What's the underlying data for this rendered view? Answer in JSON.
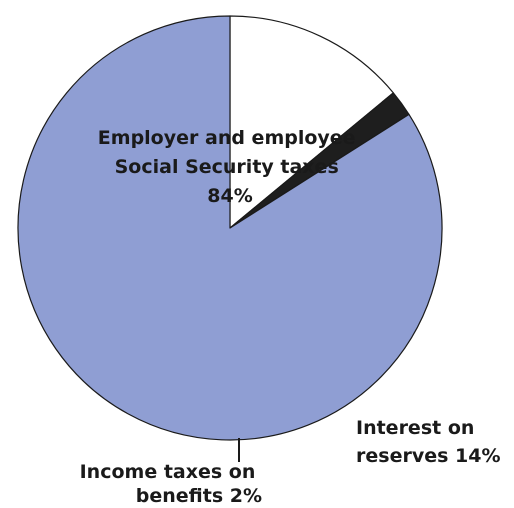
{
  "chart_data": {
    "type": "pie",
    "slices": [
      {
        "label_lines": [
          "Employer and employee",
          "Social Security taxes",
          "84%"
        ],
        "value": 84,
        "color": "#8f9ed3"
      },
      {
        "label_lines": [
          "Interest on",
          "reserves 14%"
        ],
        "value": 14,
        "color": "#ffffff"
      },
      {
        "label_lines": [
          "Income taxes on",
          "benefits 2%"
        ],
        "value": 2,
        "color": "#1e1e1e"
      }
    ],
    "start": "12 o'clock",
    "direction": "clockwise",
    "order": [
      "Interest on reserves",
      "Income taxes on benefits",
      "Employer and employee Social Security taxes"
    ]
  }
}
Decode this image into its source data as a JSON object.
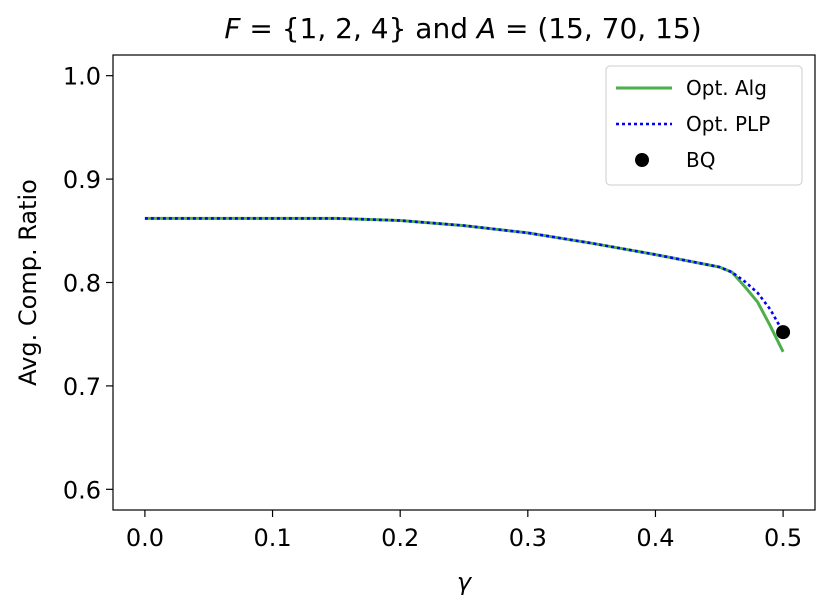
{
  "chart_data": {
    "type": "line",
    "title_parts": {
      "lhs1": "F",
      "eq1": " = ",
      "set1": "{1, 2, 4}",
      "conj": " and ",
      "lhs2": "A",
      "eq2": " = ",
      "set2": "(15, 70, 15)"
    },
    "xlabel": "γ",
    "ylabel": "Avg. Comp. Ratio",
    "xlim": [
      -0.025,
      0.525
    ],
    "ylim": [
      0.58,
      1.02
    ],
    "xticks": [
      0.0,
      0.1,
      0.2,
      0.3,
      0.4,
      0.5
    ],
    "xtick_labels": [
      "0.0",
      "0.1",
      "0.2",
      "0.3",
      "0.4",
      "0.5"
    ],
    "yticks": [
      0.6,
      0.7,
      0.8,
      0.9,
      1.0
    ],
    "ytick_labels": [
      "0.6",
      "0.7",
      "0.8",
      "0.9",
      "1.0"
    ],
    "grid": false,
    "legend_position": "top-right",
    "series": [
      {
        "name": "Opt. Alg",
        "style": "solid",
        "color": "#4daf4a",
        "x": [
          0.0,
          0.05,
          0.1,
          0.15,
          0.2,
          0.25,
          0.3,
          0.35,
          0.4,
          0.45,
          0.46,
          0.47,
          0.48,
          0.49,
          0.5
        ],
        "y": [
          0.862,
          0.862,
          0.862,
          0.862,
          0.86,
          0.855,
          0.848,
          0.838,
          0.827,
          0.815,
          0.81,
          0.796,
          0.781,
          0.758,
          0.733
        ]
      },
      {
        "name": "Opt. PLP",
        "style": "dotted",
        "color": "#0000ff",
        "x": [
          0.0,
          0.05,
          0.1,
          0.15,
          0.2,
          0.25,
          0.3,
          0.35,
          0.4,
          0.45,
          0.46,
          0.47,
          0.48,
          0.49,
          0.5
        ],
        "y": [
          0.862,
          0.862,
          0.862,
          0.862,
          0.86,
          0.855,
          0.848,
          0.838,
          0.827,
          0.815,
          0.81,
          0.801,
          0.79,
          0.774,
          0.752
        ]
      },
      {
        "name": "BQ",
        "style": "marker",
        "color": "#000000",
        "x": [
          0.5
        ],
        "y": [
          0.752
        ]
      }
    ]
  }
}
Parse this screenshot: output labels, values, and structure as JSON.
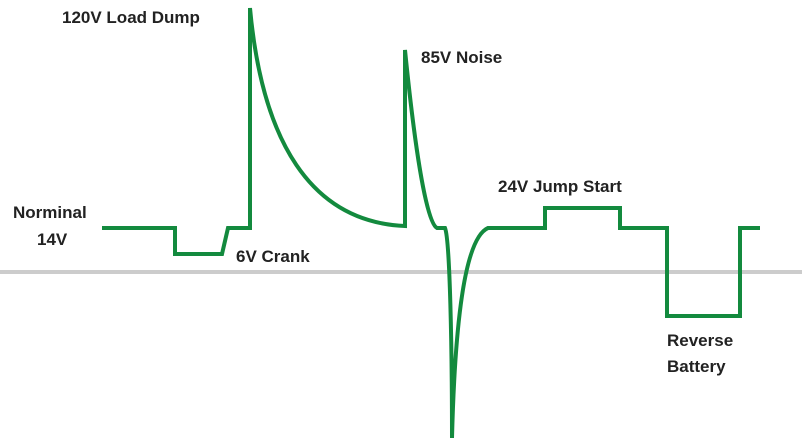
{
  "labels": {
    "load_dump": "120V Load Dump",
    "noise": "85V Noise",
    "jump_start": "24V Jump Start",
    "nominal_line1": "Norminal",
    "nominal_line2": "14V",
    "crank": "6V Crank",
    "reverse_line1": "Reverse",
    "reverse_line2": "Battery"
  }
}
········
### [EXERCISE]
Every record is to be reproduced exactly, with no pictures included.

### [ANSWER FOR THIS EXERCISE]
What's the underlying data for this rendered view? Answer in JSON.
{
  "chart_data": {
    "type": "pie",
    "slices": [
      {
        "label_lines": [
          "Employer and employee",
          "Social Security taxes",
          "84%"
        ],
        "value": 84,
        "color": "#8f9ed3"
      },
      {
        "label_lines": [
          "Interest on",
          "reserves 14%"
        ],
        "value": 14,
        "color": "#ffffff"
      },
      {
        "label_lines": [
          "Income taxes on",
          "benefits 2%"
        ],
        "value": 2,
        "color": "#1e1e1e"
      }
    ],
    "start": "12 o'clock",
    "direction": "clockwise",
    "order": [
      "Interest on reserves",
      "Income taxes on benefits",
      "Employer and employee Social Security taxes"
    ]
  }
}
Decode this image into its source data as a JSON object.
{
  "chart_data": {
    "type": "line",
    "title_parts": {
      "lhs1": "F",
      "eq1": " = ",
      "set1": "{1, 2, 4}",
      "conj": " and ",
      "lhs2": "A",
      "eq2": " = ",
      "set2": "(15, 70, 15)"
    },
    "xlabel": "γ",
    "ylabel": "Avg. Comp. Ratio",
    "xlim": [
      -0.025,
      0.525
    ],
    "ylim": [
      0.58,
      1.02
    ],
    "xticks": [
      0.0,
      0.1,
      0.2,
      0.3,
      0.4,
      0.5
    ],
    "xtick_labels": [
      "0.0",
      "0.1",
      "0.2",
      "0.3",
      "0.4",
      "0.5"
    ],
    "yticks": [
      0.6,
      0.7,
      0.8,
      0.9,
      1.0
    ],
    "ytick_labels": [
      "0.6",
      "0.7",
      "0.8",
      "0.9",
      "1.0"
    ],
    "grid": false,
    "legend_position": "top-right",
    "series": [
      {
        "name": "Opt. Alg",
        "style": "solid",
        "color": "#4daf4a",
        "x": [
          0.0,
          0.05,
          0.1,
          0.15,
          0.2,
          0.25,
          0.3,
          0.35,
          0.4,
          0.45,
          0.46,
          0.47,
          0.48,
          0.49,
          0.5
        ],
        "y": [
          0.862,
          0.862,
          0.862,
          0.862,
          0.86,
          0.855,
          0.848,
          0.838,
          0.827,
          0.815,
          0.81,
          0.796,
          0.781,
          0.758,
          0.733
        ]
      },
      {
        "name": "Opt. PLP",
        "style": "dotted",
        "color": "#0000ff",
        "x": [
          0.0,
          0.05,
          0.1,
          0.15,
          0.2,
          0.25,
          0.3,
          0.35,
          0.4,
          0.45,
          0.46,
          0.47,
          0.48,
          0.49,
          0.5
        ],
        "y": [
          0.862,
          0.862,
          0.862,
          0.862,
          0.86,
          0.855,
          0.848,
          0.838,
          0.827,
          0.815,
          0.81,
          0.801,
          0.79,
          0.774,
          0.752
        ]
      },
      {
        "name": "BQ",
        "style": "marker",
        "color": "#000000",
        "x": [
          0.5
        ],
        "y": [
          0.752
        ]
      }
    ]
  }
}
Parse this screenshot: output labels, values, and structure as JSON.
{
  "labels": {
    "load_dump": "120V Load Dump",
    "noise": "85V Noise",
    "jump_start": "24V Jump Start",
    "nominal_line1": "Norminal",
    "nominal_line2": "14V",
    "crank": "6V Crank",
    "reverse_line1": "Reverse",
    "reverse_line2": "Battery"
  }
}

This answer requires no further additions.